START EXCERPTED DATA

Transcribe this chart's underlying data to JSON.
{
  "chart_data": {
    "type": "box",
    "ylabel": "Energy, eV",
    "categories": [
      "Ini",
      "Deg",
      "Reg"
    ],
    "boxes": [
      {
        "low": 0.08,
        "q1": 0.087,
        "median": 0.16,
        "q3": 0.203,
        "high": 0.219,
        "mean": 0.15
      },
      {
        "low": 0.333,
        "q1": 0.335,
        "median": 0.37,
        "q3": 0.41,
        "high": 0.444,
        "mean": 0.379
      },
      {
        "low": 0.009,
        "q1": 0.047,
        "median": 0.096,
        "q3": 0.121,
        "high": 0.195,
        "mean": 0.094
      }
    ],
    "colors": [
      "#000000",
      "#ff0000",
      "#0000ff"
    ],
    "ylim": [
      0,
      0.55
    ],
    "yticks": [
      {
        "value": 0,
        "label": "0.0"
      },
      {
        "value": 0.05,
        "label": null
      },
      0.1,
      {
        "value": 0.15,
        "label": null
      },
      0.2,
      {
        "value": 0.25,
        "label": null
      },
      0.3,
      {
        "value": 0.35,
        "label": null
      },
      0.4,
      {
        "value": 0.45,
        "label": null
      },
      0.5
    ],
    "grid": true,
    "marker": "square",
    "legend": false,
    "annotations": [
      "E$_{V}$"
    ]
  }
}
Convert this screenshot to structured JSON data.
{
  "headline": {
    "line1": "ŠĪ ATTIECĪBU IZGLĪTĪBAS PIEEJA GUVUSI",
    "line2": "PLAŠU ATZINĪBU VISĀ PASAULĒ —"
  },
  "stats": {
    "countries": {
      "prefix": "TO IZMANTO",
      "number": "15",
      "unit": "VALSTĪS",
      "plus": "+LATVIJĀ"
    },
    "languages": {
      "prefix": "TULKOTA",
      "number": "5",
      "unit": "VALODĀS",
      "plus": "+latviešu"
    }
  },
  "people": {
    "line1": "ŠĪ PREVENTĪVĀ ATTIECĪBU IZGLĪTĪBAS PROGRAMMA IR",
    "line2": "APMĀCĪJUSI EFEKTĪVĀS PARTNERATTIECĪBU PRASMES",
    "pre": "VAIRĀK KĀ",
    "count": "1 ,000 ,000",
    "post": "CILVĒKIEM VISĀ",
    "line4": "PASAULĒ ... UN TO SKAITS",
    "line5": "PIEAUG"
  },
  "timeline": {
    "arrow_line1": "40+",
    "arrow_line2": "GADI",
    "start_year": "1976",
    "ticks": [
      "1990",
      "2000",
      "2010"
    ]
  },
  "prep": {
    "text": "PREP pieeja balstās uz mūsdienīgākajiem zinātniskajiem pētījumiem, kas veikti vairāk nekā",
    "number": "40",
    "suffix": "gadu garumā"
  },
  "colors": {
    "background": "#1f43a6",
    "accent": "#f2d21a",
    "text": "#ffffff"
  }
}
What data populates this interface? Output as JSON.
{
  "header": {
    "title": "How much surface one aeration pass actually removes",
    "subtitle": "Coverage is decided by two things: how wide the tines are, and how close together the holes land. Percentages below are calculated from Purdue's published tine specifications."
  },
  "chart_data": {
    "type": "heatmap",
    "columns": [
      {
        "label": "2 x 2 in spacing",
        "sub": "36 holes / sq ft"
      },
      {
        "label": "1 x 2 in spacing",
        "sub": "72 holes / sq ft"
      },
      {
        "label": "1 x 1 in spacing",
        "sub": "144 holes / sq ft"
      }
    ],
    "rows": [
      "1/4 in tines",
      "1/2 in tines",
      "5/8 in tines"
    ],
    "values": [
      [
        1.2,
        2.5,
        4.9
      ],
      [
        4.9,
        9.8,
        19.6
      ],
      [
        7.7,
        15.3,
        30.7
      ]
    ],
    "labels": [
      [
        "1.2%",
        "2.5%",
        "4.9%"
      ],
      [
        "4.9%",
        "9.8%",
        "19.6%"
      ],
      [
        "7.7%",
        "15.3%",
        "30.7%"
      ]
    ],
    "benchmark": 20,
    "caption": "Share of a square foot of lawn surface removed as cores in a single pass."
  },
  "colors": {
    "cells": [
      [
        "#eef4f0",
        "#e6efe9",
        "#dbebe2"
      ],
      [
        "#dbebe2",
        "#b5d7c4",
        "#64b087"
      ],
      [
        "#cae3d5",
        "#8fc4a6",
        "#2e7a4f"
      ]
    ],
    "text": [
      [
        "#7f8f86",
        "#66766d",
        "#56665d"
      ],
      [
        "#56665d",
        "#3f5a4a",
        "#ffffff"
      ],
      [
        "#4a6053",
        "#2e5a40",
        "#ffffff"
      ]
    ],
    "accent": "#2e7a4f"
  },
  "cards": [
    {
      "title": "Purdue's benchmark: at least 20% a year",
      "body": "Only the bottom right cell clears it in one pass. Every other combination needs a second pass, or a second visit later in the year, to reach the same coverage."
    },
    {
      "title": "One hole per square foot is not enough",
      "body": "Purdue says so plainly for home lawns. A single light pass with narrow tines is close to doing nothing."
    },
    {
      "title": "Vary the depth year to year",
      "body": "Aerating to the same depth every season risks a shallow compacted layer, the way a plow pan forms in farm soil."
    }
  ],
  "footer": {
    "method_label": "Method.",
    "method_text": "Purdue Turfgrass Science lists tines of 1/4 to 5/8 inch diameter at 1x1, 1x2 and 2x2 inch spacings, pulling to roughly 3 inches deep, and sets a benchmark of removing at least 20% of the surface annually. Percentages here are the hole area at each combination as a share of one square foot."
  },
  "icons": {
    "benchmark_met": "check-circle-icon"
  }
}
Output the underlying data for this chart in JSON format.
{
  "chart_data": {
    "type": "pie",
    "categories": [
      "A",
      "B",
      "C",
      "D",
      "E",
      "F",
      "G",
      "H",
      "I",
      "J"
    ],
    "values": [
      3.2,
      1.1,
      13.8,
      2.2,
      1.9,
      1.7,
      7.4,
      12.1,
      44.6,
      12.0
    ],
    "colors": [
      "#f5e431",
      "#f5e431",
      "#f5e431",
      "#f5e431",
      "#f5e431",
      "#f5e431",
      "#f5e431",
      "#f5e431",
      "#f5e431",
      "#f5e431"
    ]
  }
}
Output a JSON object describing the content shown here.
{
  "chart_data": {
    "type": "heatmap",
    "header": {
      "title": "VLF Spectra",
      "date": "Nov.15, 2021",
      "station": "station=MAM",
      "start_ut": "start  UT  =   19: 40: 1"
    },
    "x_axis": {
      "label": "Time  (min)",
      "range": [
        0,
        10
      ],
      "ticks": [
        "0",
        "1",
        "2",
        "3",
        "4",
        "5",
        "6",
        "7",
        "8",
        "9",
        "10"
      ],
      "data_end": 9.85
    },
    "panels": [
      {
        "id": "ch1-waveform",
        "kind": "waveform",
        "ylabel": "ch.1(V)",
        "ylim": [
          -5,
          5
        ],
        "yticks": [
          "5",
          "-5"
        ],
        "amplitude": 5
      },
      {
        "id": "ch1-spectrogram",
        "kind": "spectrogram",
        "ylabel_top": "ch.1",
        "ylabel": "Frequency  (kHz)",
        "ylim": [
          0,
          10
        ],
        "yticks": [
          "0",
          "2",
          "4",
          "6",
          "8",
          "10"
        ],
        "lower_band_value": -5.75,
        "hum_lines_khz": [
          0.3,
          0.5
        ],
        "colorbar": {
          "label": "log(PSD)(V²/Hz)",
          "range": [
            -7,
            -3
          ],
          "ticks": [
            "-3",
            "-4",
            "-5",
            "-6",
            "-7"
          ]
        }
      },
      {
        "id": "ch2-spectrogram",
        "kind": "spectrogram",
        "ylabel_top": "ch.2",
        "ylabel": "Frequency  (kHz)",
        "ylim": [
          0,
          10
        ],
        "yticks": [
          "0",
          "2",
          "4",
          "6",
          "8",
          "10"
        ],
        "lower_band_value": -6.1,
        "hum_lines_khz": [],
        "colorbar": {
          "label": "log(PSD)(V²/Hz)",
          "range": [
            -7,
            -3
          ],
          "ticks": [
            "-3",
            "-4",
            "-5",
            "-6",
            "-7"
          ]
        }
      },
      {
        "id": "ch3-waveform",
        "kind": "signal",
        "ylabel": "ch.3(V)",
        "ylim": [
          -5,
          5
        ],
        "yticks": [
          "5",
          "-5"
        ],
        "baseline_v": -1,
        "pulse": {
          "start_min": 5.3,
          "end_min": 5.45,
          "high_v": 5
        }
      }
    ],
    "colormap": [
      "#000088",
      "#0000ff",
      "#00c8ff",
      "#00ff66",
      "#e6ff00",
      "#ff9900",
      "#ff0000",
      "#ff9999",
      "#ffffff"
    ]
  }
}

END EXCERPTED DATA

* **INSTRUCTIONS FOR THE TASK**
Pull every line containing "least" from the material above.

* **WRITTEN ANSWER**
      "title": "Purdue's benchmark: at least 20% a year",
    "method_text": "Purdue Turfgrass Science lists tines of 1/4 to 5/8 inch diameter at 1x1, 1x2 and 2x2 inch spacings, pulling to roughly 3 inches deep, and sets a benchmark of removing at least 20% of the surface annually. Percentages here are the hole area at each combination as a share of one square foot."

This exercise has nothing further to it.